§ REQUIRED WORK: Print the full listing exactly.

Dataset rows
^^^^

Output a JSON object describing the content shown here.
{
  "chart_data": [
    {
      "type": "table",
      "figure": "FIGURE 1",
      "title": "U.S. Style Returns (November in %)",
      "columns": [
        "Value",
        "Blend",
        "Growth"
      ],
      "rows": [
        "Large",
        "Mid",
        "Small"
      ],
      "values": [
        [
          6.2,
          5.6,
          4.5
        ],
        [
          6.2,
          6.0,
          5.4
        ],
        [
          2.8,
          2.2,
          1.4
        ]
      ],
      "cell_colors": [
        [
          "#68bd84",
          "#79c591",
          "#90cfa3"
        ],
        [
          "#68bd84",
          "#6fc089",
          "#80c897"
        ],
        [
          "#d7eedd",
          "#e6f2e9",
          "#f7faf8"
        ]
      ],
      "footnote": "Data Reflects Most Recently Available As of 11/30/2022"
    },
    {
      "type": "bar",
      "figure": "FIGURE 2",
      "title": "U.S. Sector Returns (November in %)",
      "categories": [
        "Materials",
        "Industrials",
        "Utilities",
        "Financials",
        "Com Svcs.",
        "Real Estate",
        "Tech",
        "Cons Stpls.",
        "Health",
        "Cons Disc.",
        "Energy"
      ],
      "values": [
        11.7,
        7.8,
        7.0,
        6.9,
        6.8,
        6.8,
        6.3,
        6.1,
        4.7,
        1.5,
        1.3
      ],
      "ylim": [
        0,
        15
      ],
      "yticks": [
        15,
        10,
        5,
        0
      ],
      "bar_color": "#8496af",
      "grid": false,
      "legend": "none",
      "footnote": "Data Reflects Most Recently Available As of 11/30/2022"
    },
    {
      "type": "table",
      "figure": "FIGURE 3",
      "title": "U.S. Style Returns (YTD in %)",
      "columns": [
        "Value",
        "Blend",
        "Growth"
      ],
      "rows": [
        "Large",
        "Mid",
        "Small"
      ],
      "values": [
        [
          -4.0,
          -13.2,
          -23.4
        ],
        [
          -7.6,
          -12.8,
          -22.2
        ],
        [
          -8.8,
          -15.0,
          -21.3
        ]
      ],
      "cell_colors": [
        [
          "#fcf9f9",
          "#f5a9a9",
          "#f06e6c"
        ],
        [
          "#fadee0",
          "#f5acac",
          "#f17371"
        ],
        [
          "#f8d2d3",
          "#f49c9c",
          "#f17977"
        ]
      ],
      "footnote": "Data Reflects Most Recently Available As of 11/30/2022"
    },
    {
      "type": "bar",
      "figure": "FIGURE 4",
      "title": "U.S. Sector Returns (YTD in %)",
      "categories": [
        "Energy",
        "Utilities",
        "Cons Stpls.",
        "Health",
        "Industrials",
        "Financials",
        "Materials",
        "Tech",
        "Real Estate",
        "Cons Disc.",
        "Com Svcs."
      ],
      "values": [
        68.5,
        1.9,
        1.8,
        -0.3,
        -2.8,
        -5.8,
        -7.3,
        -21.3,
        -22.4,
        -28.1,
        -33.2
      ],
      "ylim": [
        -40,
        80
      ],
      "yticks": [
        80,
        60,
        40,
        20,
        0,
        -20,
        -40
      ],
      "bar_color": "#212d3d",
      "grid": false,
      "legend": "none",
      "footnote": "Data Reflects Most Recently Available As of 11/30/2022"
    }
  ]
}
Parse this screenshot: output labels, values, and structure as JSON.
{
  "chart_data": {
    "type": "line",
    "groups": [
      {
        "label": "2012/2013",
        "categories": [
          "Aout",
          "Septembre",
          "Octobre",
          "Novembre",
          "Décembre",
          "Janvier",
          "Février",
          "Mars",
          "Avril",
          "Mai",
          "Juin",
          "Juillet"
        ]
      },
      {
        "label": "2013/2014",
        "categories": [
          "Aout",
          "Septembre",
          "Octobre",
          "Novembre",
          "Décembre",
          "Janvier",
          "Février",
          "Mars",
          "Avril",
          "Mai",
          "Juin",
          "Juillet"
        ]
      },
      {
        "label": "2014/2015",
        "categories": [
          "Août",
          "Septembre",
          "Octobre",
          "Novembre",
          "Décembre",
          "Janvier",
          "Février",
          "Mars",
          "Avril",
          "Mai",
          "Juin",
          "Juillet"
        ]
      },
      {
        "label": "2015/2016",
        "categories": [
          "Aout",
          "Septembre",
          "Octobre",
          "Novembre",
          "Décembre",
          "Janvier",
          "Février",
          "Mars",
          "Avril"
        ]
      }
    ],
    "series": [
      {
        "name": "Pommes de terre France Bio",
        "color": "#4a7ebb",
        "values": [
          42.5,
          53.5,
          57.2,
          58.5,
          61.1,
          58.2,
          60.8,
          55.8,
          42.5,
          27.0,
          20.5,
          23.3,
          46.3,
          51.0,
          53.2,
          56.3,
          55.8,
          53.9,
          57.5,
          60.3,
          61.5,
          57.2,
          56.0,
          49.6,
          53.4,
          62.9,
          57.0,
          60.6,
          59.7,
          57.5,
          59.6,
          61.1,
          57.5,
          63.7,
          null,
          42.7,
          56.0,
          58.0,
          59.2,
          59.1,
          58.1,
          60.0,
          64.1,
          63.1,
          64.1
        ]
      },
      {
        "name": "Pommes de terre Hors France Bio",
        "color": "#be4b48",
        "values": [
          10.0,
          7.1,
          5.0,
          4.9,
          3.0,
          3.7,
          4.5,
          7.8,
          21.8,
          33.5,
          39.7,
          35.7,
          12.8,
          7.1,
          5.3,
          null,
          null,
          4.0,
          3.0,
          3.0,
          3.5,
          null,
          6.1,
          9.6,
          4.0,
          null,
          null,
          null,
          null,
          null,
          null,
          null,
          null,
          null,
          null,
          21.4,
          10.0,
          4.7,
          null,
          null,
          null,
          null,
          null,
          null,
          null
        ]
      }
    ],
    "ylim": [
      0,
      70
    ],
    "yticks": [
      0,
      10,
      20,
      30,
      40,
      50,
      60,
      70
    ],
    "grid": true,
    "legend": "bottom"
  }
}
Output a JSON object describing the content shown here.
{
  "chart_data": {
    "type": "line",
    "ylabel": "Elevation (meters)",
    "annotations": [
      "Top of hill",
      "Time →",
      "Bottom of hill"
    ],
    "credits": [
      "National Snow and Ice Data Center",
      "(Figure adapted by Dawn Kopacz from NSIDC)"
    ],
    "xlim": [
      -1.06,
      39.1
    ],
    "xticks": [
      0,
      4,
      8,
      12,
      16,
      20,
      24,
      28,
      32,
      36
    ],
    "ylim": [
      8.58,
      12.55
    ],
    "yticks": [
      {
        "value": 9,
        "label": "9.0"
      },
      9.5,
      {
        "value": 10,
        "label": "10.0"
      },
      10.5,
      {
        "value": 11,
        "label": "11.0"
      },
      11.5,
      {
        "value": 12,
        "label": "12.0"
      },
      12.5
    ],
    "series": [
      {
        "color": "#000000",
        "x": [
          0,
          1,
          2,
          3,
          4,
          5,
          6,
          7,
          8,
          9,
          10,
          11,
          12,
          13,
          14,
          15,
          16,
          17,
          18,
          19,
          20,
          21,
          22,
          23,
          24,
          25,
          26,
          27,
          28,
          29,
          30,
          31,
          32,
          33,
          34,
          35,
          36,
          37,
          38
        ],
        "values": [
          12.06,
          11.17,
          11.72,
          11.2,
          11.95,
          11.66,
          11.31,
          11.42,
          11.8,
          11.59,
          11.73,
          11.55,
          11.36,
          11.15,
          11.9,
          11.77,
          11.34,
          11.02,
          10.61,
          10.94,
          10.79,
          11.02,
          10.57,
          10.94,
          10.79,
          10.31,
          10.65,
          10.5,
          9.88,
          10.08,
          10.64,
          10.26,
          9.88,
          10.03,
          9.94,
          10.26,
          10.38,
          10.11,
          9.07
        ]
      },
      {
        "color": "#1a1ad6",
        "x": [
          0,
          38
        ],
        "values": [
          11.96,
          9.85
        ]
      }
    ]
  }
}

^^^^

§ FINAL ANSWER:
Output a JSON object describing the content shown here.
{
  "chart_data": [
    {
      "type": "table",
      "figure": "FIGURE 1",
      "title": "U.S. Style Returns (November in %)",
      "columns": [
        "Value",
        "Blend",
        "Growth"
      ],
      "rows": [
        "Large",
        "Mid",
        "Small"
      ],
      "values": [
        [
          6.2,
          5.6,
          4.5
        ],
        [
          6.2,
          6.0,
          5.4
        ],
        [
          2.8,
          2.2,
          1.4
        ]
      ],
      "cell_colors": [
        [
          "#68bd84",
          "#79c591",
          "#90cfa3"
        ],
        [
          "#68bd84",
          "#6fc089",
          "#80c897"
        ],
        [
          "#d7eedd",
          "#e6f2e9",
          "#f7faf8"
        ]
      ],
      "footnote": "Data Reflects Most Recently Available As of 11/30/2022"
    },
    {
      "type": "bar",
      "figure": "FIGURE 2",
      "title": "U.S. Sector Returns (November in %)",
      "categories": [
        "Materials",
        "Industrials",
        "Utilities",
        "Financials",
        "Com Svcs.",
        "Real Estate",
        "Tech",
        "Cons Stpls.",
        "Health",
        "Cons Disc.",
        "Energy"
      ],
      "values": [
        11.7,
        7.8,
        7.0,
        6.9,
        6.8,
        6.8,
        6.3,
        6.1,
        4.7,
        1.5,
        1.3
      ],
      "ylim": [
        0,
        15
      ],
      "yticks": [
        15,
        10,
        5,
        0
      ],
      "bar_color": "#8496af",
      "grid": false,
      "legend": "none",
      "footnote": "Data Reflects Most Recently Available As of 11/30/2022"
    },
    {
      "type": "table",
      "figure": "FIGURE 3",
      "title": "U.S. Style Returns (YTD in %)",
      "columns": [
        "Value",
        "Blend",
        "Growth"
      ],
      "rows": [
        "Large",
        "Mid",
        "Small"
      ],
      "values": [
        [
          -4.0,
          -13.2,
          -23.4
        ],
        [
          -7.6,
          -12.8,
          -22.2
        ],
        [
          -8.8,
          -15.0,
          -21.3
        ]
      ],
      "cell_colors": [
        [
          "#fcf9f9",
          "#f5a9a9",
          "#f06e6c"
        ],
        [
          "#fadee0",
          "#f5acac",
          "#f17371"
        ],
        [
          "#f8d2d3",
          "#f49c9c",
          "#f17977"
        ]
      ],
      "footnote": "Data Reflects Most Recently Available As of 11/30/2022"
    },
    {
      "type": "bar",
      "figure": "FIGURE 4",
      "title": "U.S. Sector Returns (YTD in %)",
      "categories": [
        "Energy",
        "Utilities",
        "Cons Stpls.",
        "Health",
        "Industrials",
        "Financials",
        "Materials",
        "Tech",
        "Real Estate",
        "Cons Disc.",
        "Com Svcs."
      ],
      "values": [
        68.5,
        1.9,
        1.8,
        -0.3,
        -2.8,
        -5.8,
        -7.3,
        -21.3,
        -22.4,
        -28.1,
        -33.2
      ],
      "ylim": [
        -40,
        80
      ],
      "yticks": [
        80,
        60,
        40,
        20,
        0,
        -20,
        -40
      ],
      "bar_color": "#212d3d",
      "grid": false,
      "legend": "none",
      "footnote": "Data Reflects Most Recently Available As of 11/30/2022"
    }
  ]
}
Parse this screenshot: output labels, values, and structure as JSON.
{
  "chart_data": {
    "type": "line",
    "groups": [
      {
        "label": "2012/2013",
        "categories": [
          "Aout",
          "Septembre",
          "Octobre",
          "Novembre",
          "Décembre",
          "Janvier",
          "Février",
          "Mars",
          "Avril",
          "Mai",
          "Juin",
          "Juillet"
        ]
      },
      {
        "label": "2013/2014",
        "categories": [
          "Aout",
          "Septembre",
          "Octobre",
          "Novembre",
          "Décembre",
          "Janvier",
          "Février",
          "Mars",
          "Avril",
          "Mai",
          "Juin",
          "Juillet"
        ]
      },
      {
        "label": "2014/2015",
        "categories": [
          "Août",
          "Septembre",
          "Octobre",
          "Novembre",
          "Décembre",
          "Janvier",
          "Février",
          "Mars",
          "Avril",
          "Mai",
          "Juin",
          "Juillet"
        ]
      },
      {
        "label": "2015/2016",
        "categories": [
          "Aout",
          "Septembre",
          "Octobre",
          "Novembre",
          "Décembre",
          "Janvier",
          "Février",
          "Mars",
          "Avril"
        ]
      }
    ],
    "series": [
      {
        "name": "Pommes de terre France Bio",
        "color": "#4a7ebb",
        "values": [
          42.5,
          53.5,
          57.2,
          58.5,
          61.1,
          58.2,
          60.8,
          55.8,
          42.5,
          27.0,
          20.5,
          23.3,
          46.3,
          51.0,
          53.2,
          56.3,
          55.8,
          53.9,
          57.5,
          60.3,
          61.5,
          57.2,
          56.0,
          49.6,
          53.4,
          62.9,
          57.0,
          60.6,
          59.7,
          57.5,
          59.6,
          61.1,
          57.5,
          63.7,
          null,
          42.7,
          56.0,
          58.0,
          59.2,
          59.1,
          58.1,
          60.0,
          64.1,
          63.1,
          64.1
        ]
      },
      {
        "name": "Pommes de terre Hors France Bio",
        "color": "#be4b48",
        "values": [
          10.0,
          7.1,
          5.0,
          4.9,
          3.0,
          3.7,
          4.5,
          7.8,
          21.8,
          33.5,
          39.7,
          35.7,
          12.8,
          7.1,
          5.3,
          null,
          null,
          4.0,
          3.0,
          3.0,
          3.5,
          null,
          6.1,
          9.6,
          4.0,
          null,
          null,
          null,
          null,
          null,
          null,
          null,
          null,
          null,
          null,
          21.4,
          10.0,
          4.7,
          null,
          null,
          null,
          null,
          null,
          null,
          null
        ]
      }
    ],
    "ylim": [
      0,
      70
    ],
    "yticks": [
      0,
      10,
      20,
      30,
      40,
      50,
      60,
      70
    ],
    "grid": true,
    "legend": "bottom"
  }
}
Output a JSON object describing the content shown here.
{
  "chart_data": {
    "type": "line",
    "ylabel": "Elevation (meters)",
    "annotations": [
      "Top of hill",
      "Time →",
      "Bottom of hill"
    ],
    "credits": [
      "National Snow and Ice Data Center",
      "(Figure adapted by Dawn Kopacz from NSIDC)"
    ],
    "xlim": [
      -1.06,
      39.1
    ],
    "xticks": [
      0,
      4,
      8,
      12,
      16,
      20,
      24,
      28,
      32,
      36
    ],
    "ylim": [
      8.58,
      12.55
    ],
    "yticks": [
      {
        "value": 9,
        "label": "9.0"
      },
      9.5,
      {
        "value": 10,
        "label": "10.0"
      },
      10.5,
      {
        "value": 11,
        "label": "11.0"
      },
      11.5,
      {
        "value": 12,
        "label": "12.0"
      },
      12.5
    ],
    "series": [
      {
        "color": "#000000",
        "x": [
          0,
          1,
          2,
          3,
          4,
          5,
          6,
          7,
          8,
          9,
          10,
          11,
          12,
          13,
          14,
          15,
          16,
          17,
          18,
          19,
          20,
          21,
          22,
          23,
          24,
          25,
          26,
          27,
          28,
          29,
          30,
          31,
          32,
          33,
          34,
          35,
          36,
          37,
          38
        ],
        "values": [
          12.06,
          11.17,
          11.72,
          11.2,
          11.95,
          11.66,
          11.31,
          11.42,
          11.8,
          11.59,
          11.73,
          11.55,
          11.36,
          11.15,
          11.9,
          11.77,
          11.34,
          11.02,
          10.61,
          10.94,
          10.79,
          11.02,
          10.57,
          10.94,
          10.79,
          10.31,
          10.65,
          10.5,
          9.88,
          10.08,
          10.64,
          10.26,
          9.88,
          10.03,
          9.94,
          10.26,
          10.38,
          10.11,
          9.07
        ]
      },
      {
        "color": "#1a1ad6",
        "x": [
          0,
          38
        ],
        "values": [
          11.96,
          9.85
        ]
      }
    ]
  }
}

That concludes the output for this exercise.